Exercise instructions
In the passage on airline security, what fine did the FAA impose on the Massachusetts Port Authority for the security breaches at Logan International Airport?

Source passage
In July, the Federal Aviation Administration said it would seek $99,000 in fines from American Airlines because of lax security. Terrorists hijacked two of the airline's planes yesterday -- a Boston flight that crashed into the World Trade Center and a Dulles International Airport flight that slammed into the Pentagon.

On a single day in June 2000, the FAA said, American failed to perform a passenger identification check on two flights, hauled unaccompanied bags on five flights and failed to ask proper questions about baggage on two flights. An American spokesman called the fine "excessive" and said the problems have been fixed.

"The domestic and international aviation system has serious vulnerabilities," Keith O. Fultz, assistant comptroller general in the General Accounting Office, told Congress in 1996. "Protecting civil aviation from a terrorist attack is an urgent national issue."

There is no indication how the hijackers chose the three busy airports or the two airlines involved in yesterday's attacks. Federal investigators provided no information about how the terrorists may have breached security or transported what one passenger described in a cell-phone call as knife-like instruments. Authorities discovered one flight's "black box," which contains voice and data recordings that can provide clues to a flight's last minutes. But pilots can turn off the devices.

Some veteran pilots and aviation experts reasoned yesterday that the hijackers must have had flying experience to guide the jetliners to their targets. In a courtesy extended widely, pilots from other airlines can occupy a spare jump seat in the cockpit by showing an identification card that can be counterfeited easily.

"You show your credentials, and you look around until you find a captain who will let you go," said Clark Onstad, a former FAA chief counsel, who added that visitors can reserve the jump seat in some cases. "The pilots, most of the time, if they drive up to an employee parking lot, they have these big briefcases and they get on the bus, they go to the terminal, they are never screened."

Public studies have shown that people can slip into supposedly secure areas and onto airliners. A 1999 Department of Transportation study cited "piggybacking," the practice of slipping through a gate behind employees, as the method of entry used most often. Investigators were successful 71 of 75 times.

Logan International Airport in Boston, where two of the jetliner flights in yesterday's attacks originated, was cited for 136 security violations from 1997 to 1999. The FAA fined the Massachusetts Port Authority $178,000 for the breaches after the airport failed to screen baggage properly or restrict access to secure areas and planes.

After yesterday's attacks, the FAA ordered all aircraft grounded nationwide while it reviewed the situation and prepared for an orderly resumption of traffic under tighter security. When commercial airplanes begin flying again, more uniformed law enforcement officers will be patrolling airports and no curbside check-in will be allowed, said Transportation Secretary Norman Y. Mineta. An armed marshal drawn from federal agencies will be aboard each plane.

Sen. Kay Bailey Hutchison (R-Tex.), a member of the Commerce, Science and Transportation Committee and the Appropriations Committee, said yesterday that Congress must find ways to plug security gaps involving a wide range of airport service personnel, from runway workers to food handlers. Answering significant criticism, Congress spent $550 million from 1997 to 2000 on security efforts. An additional $600 million is budgeted through 2004. Hutchison acknowledged that the systems failed.

Dataset content
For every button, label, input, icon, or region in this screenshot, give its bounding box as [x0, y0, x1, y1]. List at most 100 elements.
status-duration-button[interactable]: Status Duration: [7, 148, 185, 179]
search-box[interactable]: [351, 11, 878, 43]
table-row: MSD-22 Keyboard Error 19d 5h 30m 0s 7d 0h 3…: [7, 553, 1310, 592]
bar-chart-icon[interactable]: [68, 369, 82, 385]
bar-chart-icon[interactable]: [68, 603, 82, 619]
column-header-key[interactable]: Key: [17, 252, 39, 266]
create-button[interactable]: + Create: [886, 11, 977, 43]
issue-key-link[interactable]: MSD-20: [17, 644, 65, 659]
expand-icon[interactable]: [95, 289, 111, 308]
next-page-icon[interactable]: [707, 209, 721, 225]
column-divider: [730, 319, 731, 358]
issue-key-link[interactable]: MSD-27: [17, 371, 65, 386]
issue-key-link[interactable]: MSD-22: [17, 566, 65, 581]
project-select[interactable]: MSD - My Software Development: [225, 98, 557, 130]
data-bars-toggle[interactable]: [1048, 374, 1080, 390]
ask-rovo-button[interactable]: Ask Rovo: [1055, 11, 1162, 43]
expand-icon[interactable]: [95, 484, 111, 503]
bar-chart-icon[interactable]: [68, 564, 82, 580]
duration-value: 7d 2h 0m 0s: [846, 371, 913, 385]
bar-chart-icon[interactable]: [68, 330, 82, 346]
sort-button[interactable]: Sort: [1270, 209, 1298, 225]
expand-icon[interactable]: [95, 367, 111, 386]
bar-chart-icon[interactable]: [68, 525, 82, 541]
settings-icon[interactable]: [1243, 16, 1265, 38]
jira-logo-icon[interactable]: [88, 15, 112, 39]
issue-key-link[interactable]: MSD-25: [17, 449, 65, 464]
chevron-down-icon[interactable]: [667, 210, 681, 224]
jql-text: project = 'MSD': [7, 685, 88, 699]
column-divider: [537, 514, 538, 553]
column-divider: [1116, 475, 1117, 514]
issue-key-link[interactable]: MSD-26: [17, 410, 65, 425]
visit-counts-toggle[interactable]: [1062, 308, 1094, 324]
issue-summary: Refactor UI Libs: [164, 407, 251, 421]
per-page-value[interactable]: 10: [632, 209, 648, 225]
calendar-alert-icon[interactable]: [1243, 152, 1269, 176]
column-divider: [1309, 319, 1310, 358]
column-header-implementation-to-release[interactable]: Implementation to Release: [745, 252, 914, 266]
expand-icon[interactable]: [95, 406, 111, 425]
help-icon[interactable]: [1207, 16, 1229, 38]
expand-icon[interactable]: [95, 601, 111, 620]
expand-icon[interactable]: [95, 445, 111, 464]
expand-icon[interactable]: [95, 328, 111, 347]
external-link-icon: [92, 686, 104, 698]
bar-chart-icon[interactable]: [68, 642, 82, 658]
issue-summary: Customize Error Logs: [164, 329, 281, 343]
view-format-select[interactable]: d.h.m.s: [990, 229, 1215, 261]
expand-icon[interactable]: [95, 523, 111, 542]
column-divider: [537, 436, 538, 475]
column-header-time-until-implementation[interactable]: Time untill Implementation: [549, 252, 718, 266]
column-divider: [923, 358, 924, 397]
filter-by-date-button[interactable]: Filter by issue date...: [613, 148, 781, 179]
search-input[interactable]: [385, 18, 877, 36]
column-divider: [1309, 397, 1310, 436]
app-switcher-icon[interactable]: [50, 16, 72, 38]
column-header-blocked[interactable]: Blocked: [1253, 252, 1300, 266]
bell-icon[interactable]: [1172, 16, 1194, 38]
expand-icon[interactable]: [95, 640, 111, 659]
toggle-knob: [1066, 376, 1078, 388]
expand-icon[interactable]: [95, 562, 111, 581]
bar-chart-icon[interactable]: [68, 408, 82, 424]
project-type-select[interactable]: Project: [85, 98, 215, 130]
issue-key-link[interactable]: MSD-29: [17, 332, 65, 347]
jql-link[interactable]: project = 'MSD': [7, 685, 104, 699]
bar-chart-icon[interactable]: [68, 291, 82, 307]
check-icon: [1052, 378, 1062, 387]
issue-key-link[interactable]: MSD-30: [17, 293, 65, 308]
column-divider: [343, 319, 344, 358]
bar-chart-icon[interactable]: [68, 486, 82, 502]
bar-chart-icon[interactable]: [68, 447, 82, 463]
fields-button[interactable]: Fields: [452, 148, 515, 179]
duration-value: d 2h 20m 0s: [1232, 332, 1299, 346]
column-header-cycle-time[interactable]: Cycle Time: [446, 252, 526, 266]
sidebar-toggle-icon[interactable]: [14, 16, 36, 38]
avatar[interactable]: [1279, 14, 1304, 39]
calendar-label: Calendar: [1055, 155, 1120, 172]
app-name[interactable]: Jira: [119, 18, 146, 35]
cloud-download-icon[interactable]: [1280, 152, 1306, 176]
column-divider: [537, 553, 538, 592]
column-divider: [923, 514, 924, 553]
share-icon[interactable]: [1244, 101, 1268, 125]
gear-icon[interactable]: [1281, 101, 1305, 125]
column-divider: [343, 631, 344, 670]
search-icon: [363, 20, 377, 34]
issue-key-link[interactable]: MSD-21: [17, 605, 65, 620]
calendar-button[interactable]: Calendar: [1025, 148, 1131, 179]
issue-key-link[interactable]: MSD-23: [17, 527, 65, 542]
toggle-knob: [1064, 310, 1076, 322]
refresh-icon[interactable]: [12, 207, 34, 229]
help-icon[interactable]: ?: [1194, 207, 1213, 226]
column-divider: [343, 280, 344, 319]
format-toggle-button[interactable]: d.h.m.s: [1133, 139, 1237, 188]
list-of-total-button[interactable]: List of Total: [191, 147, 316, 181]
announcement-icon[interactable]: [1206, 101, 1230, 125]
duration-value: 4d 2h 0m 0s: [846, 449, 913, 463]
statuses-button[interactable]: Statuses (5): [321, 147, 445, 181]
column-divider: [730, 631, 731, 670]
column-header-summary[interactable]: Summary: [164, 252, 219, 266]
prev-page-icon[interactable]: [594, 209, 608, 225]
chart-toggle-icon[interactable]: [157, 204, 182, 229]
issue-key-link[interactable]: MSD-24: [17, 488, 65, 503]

Task answer
$178,000